(Data shown)

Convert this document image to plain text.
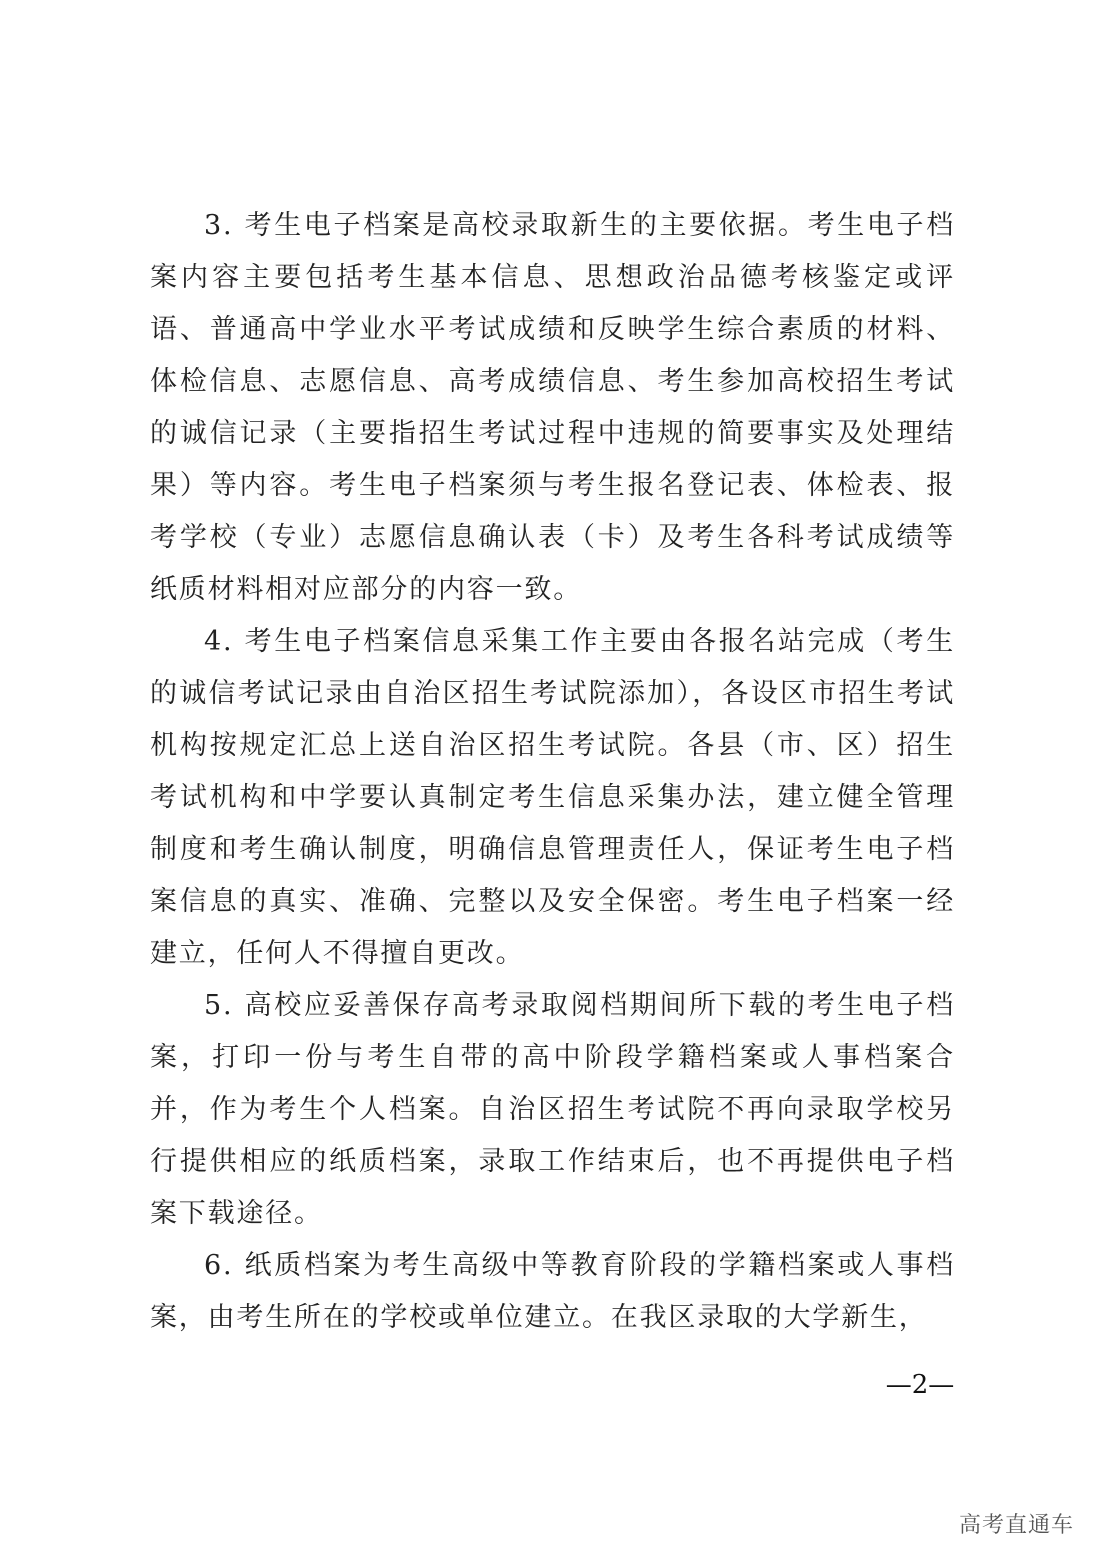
3. 考生电子档案是高校录取新生的主要依据。考生电子档案内容主要包括考生基本信息、思想政治品德考核鉴定或评语、普通高中学业水平考试成绩和反映学生综合素质的材料、体检信息、志愿信息、高考成绩信息、考生参加高校招生考试的诚信记录（主要指招生考试过程中违规的简要事实及处理结果）等内容。考生电子档案须与考生报名登记表、体检表、报考学校（专业）志愿信息确认表（卡）及考生各科考试成绩等纸质材料相对应部分的内容一致。

4. 考生电子档案信息采集工作主要由各报名站完成（考生的诚信考试记录由自治区招生考试院添加），各设区市招生考试机构按规定汇总上送自治区招生考试院。各县（市、区）招生考试机构和中学要认真制定考生信息采集办法，建立健全管理制度和考生确认制度，明确信息管理责任人，保证考生电子档案信息的真实、准确、完整以及安全保密。考生电子档案一经建立，任何人不得擅自更改。

5. 高校应妥善保存高考录取阅档期间所下载的考生电子档案，打印一份与考生自带的高中阶段学籍档案或人事档案合并，作为考生个人档案。自治区招生考试院不再向录取学校另行提供相应的纸质档案，录取工作结束后，也不再提供电子档案下载途径。

6. 纸质档案为考生高级中等教育阶段的学籍档案或人事档案，由考生所在的学校或单位建立。在我区录取的大学新生，

—2—
高考直通车
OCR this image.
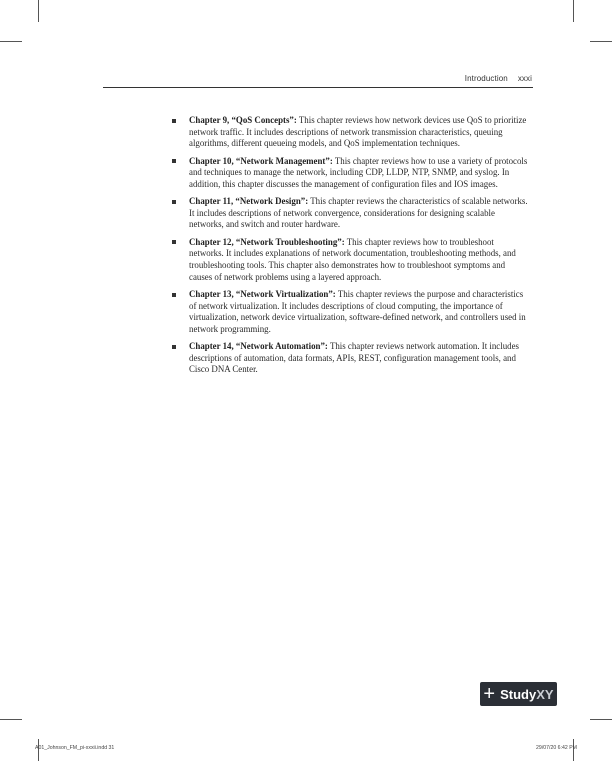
Introduction xxxi
Chapter 9, “QoS Concepts”: This chapter reviews how network devices use QoS to prioritize network traffic. It includes descriptions of network transmission characteristics, queuing algorithms, different queueing models, and QoS implementation techniques.
Chapter 10, “Network Management”: This chapter reviews how to use a variety of protocols and techniques to manage the network, including CDP, LLDP, NTP, SNMP, and syslog. In addition, this chapter discusses the management of configuration files and IOS images.
Chapter 11, “Network Design”: This chapter reviews the characteristics of scalable networks. It includes descriptions of network convergence, considerations for designing scalable networks, and switch and router hardware.
Chapter 12, “Network Troubleshooting”: This chapter reviews how to troubleshoot networks. It includes explanations of network documentation, troubleshooting methods, and troubleshooting tools. This chapter also demonstrates how to troubleshoot symptoms and causes of network problems using a layered approach.
Chapter 13, “Network Virtualization”: This chapter reviews the purpose and characteristics of network virtualization. It includes descriptions of cloud computing, the importance of virtualization, network device virtualization, software-defined network, and controllers used in network programming.
Chapter 14, “Network Automation”: This chapter reviews network automation. It includes descriptions of automation, data formats, APIs, REST, configuration management tools, and Cisco DNA Center.
+ Study XY
A01_Johnson_FM_pi-xxxii.indd 31	29/07/20 6:42 PM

(To do) Beginning with the line containing "OCR this image." and ending with the last line of the material, output each line exactly; do not include pictures.

(Answer to this task)
OCR this image.
Introduction xxxi
Chapter 9, “QoS Concepts”: This chapter reviews how network devices use QoS to prioritize network traffic. It includes descriptions of network transmission characteristics, queuing algorithms, different queueing models, and QoS implementation techniques.
Chapter 10, “Network Management”: This chapter reviews how to use a variety of protocols and techniques to manage the network, including CDP, LLDP, NTP, SNMP, and syslog. In addition, this chapter discusses the management of configuration files and IOS images.
Chapter 11, “Network Design”: This chapter reviews the characteristics of scalable networks. It includes descriptions of network convergence, considerations for designing scalable networks, and switch and router hardware.
Chapter 12, “Network Troubleshooting”: This chapter reviews how to troubleshoot networks. It includes explanations of network documentation, troubleshooting methods, and troubleshooting tools. This chapter also demonstrates how to troubleshoot symptoms and causes of network problems using a layered approach.
Chapter 13, “Network Virtualization”: This chapter reviews the purpose and characteristics of network virtualization. It includes descriptions of cloud computing, the importance of virtualization, network device virtualization, software-defined network, and controllers used in network programming.
Chapter 14, “Network Automation”: This chapter reviews network automation. It includes descriptions of automation, data formats, APIs, REST, configuration management tools, and Cisco DNA Center.
+ Study XY
A01_Johnson_FM_pi-xxxii.indd 31	29/07/20 6:42 PM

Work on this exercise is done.